# [Task requirements]
Go through the entries below and copy each line containing the word "average".

[Structured figure records]
▼▼▼

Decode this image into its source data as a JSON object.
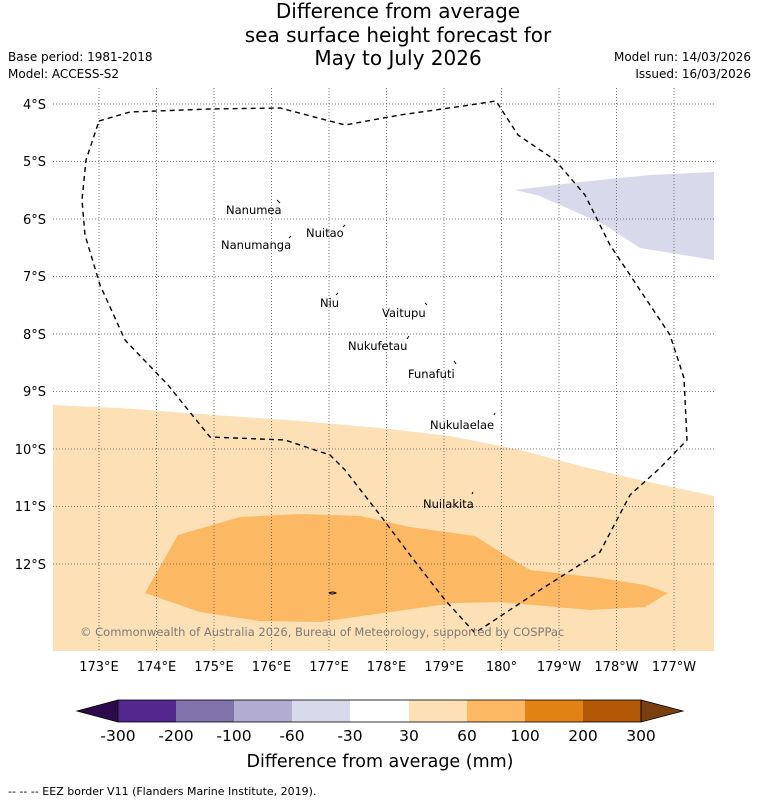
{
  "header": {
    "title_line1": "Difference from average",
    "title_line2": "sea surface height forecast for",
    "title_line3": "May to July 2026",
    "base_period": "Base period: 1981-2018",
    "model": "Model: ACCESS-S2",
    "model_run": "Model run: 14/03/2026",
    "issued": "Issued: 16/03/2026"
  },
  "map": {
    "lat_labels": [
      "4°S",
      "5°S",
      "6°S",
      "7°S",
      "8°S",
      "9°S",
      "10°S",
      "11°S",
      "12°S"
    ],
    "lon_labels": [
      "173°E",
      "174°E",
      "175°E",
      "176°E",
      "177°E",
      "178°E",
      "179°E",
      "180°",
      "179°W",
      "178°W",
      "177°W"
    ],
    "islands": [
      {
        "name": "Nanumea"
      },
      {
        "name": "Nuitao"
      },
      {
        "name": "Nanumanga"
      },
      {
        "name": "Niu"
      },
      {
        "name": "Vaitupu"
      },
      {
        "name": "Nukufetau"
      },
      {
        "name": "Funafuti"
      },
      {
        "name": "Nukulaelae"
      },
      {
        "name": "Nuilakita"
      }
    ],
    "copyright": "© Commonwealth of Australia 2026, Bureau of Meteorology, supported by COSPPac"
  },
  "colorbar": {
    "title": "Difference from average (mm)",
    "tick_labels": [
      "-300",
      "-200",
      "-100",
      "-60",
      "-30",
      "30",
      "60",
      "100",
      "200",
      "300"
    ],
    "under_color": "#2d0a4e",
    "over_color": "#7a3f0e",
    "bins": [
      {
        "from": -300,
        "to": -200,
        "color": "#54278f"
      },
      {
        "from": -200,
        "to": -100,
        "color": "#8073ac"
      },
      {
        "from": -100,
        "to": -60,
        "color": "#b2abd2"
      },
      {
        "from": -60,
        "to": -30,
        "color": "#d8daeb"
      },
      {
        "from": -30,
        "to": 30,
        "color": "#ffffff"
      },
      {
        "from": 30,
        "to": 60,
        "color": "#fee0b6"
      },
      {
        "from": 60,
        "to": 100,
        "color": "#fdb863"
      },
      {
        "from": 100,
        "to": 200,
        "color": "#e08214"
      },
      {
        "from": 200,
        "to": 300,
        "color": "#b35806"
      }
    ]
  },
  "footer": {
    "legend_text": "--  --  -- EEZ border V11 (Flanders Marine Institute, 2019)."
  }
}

▲▲▲
▼▼▼

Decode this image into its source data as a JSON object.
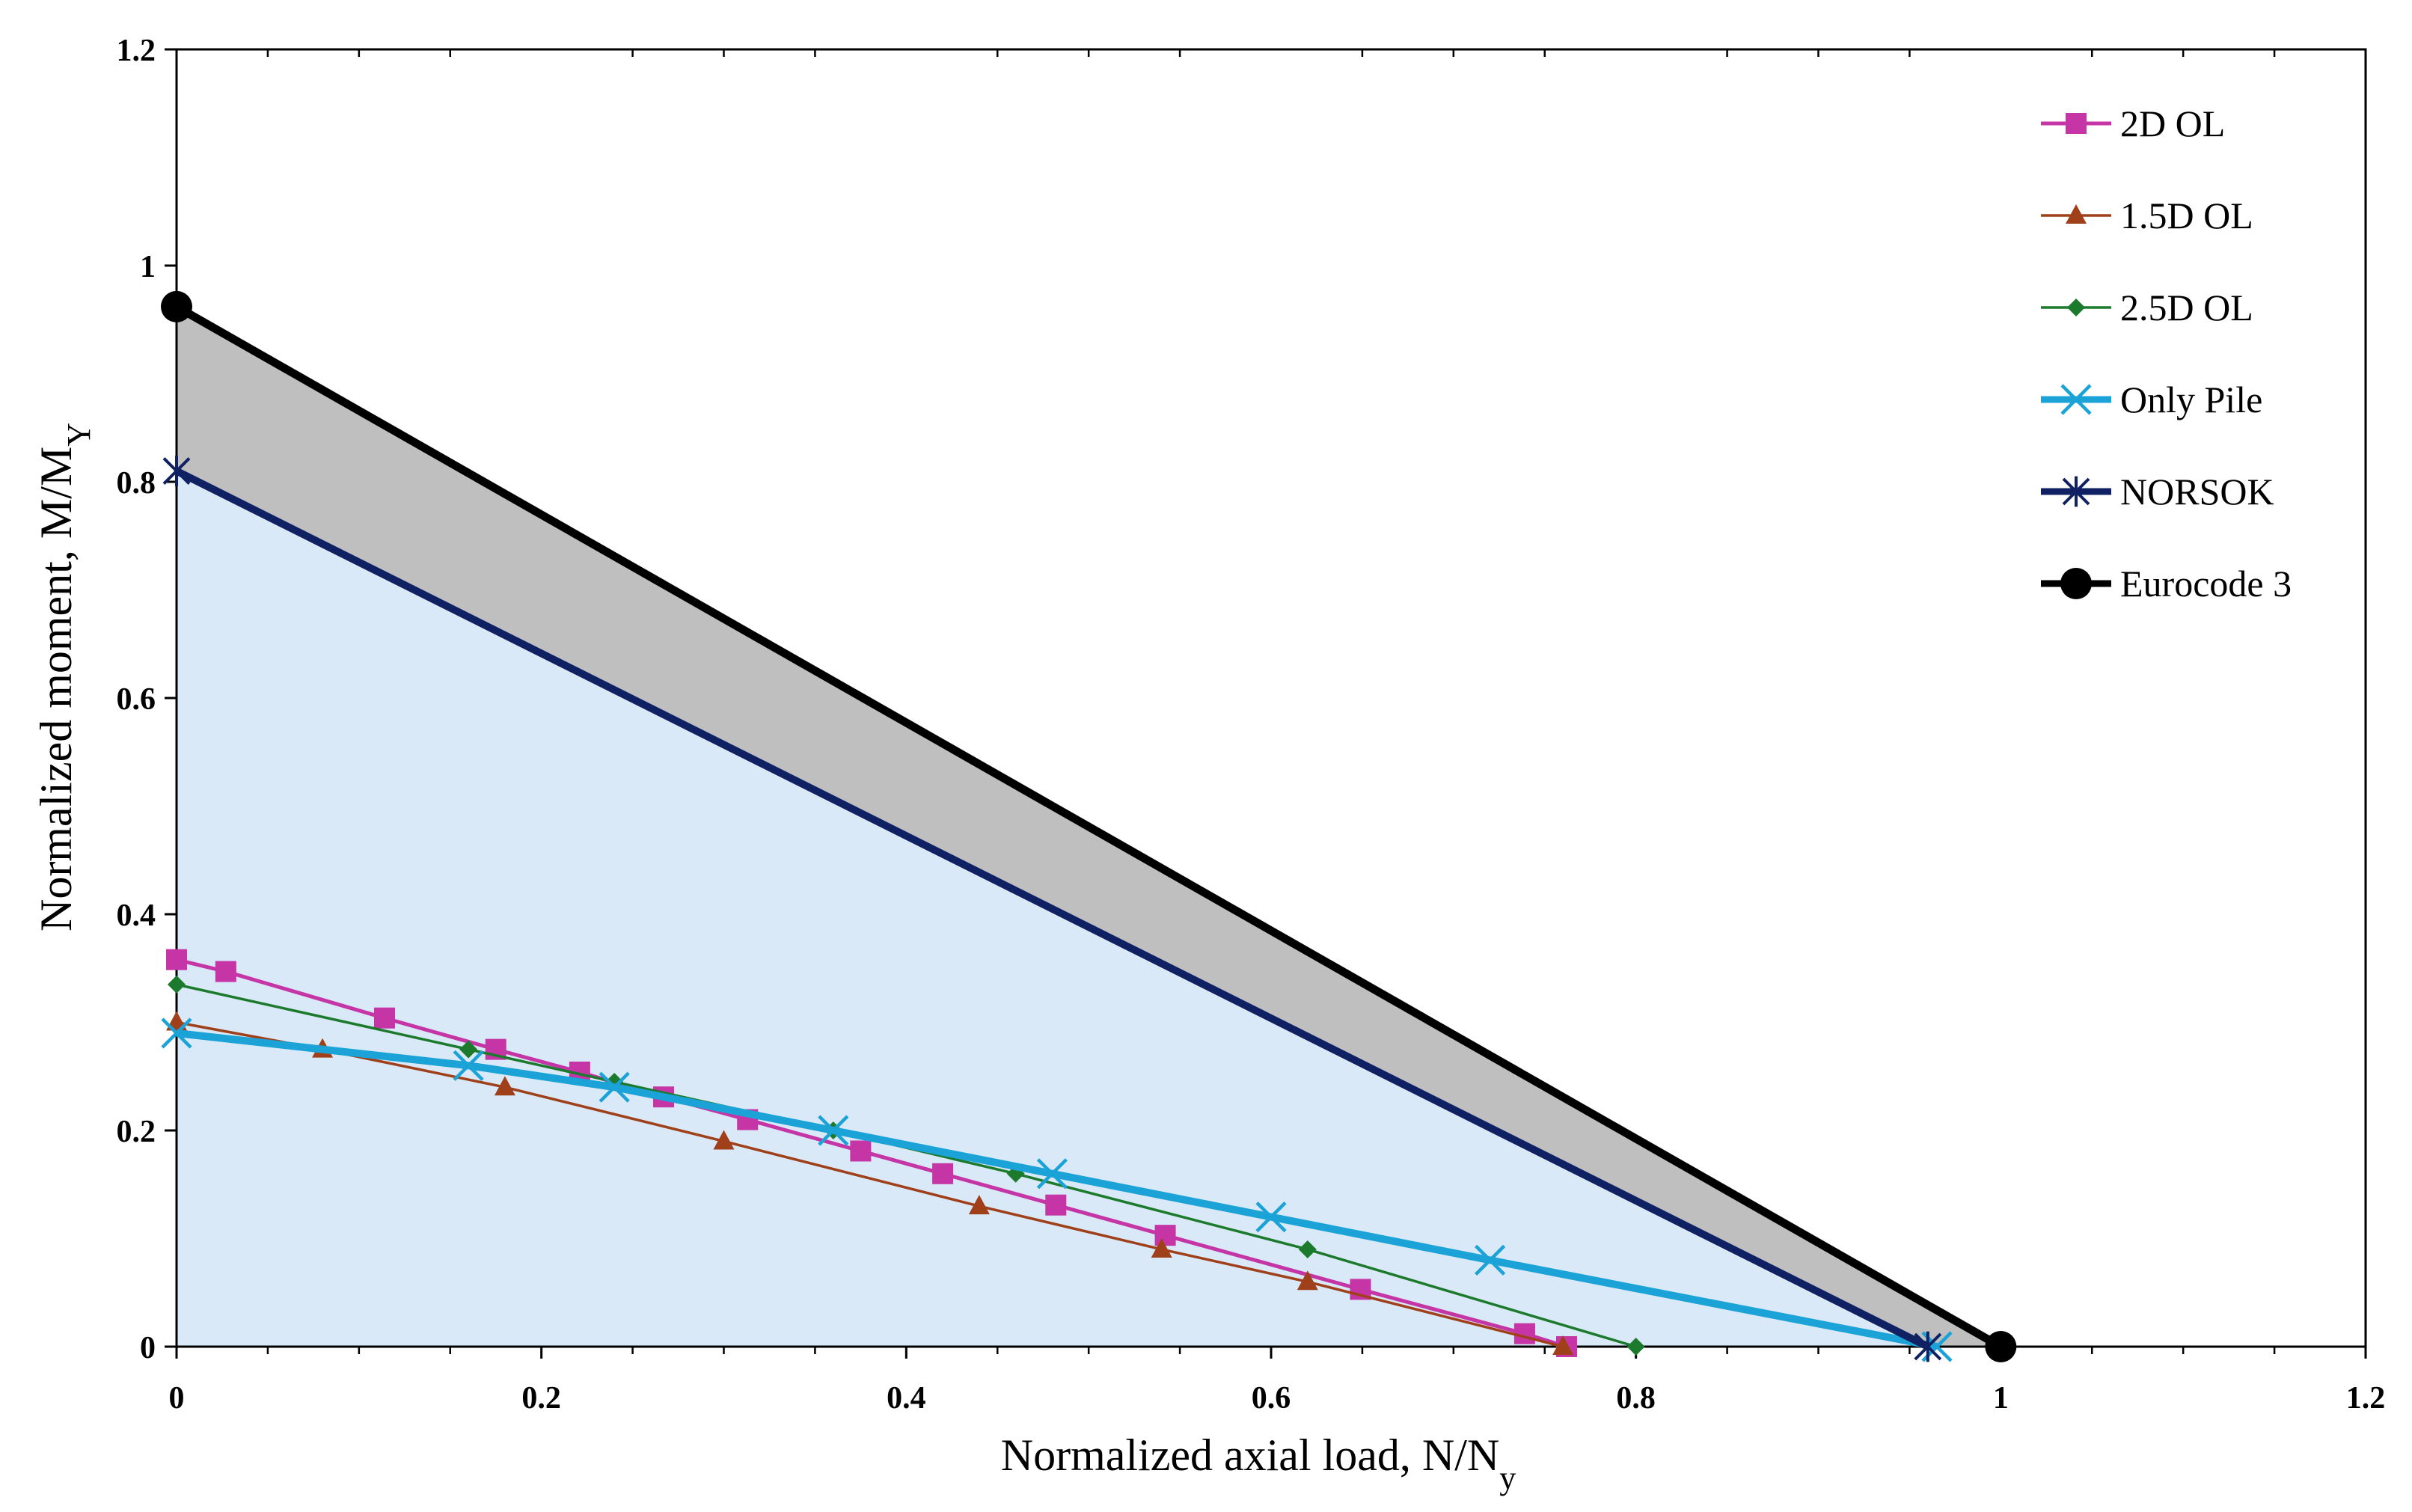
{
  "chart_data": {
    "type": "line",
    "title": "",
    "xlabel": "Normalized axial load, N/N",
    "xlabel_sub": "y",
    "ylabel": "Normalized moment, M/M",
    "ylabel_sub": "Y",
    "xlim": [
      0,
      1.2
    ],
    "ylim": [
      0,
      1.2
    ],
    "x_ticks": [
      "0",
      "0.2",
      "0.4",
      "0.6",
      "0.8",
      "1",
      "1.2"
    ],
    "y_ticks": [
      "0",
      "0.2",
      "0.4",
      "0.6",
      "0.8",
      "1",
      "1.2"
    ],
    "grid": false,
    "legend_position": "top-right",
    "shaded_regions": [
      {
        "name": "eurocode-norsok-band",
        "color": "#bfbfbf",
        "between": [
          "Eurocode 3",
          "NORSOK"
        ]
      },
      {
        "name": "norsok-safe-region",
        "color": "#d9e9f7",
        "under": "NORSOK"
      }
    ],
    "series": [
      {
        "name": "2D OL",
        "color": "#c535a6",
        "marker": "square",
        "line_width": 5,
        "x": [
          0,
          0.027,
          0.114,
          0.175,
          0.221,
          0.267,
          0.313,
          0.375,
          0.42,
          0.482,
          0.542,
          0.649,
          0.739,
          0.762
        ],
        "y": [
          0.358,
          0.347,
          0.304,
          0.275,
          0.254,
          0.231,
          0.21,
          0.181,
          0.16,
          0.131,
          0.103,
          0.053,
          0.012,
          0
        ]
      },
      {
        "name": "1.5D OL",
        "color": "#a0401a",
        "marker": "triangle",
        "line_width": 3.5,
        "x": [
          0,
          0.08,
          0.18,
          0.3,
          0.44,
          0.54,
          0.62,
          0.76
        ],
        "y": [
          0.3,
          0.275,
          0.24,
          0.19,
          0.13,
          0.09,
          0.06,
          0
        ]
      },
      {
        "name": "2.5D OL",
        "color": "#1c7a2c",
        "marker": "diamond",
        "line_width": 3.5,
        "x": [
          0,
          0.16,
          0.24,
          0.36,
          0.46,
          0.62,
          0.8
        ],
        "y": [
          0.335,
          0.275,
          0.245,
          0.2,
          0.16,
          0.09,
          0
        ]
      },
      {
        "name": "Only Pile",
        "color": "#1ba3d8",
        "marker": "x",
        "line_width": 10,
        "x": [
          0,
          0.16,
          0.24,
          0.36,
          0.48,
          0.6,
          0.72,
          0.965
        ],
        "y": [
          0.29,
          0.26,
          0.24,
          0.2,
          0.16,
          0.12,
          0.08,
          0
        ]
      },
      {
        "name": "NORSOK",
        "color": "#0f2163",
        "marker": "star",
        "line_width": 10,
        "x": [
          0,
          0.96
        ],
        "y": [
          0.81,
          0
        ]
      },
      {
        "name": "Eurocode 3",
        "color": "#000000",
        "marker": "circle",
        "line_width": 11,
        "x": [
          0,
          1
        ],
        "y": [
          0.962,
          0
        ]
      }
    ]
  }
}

▲▲▲

# [Exercise response]
    "title_line1": "Difference from average",
    "title": "Difference from average (mm)",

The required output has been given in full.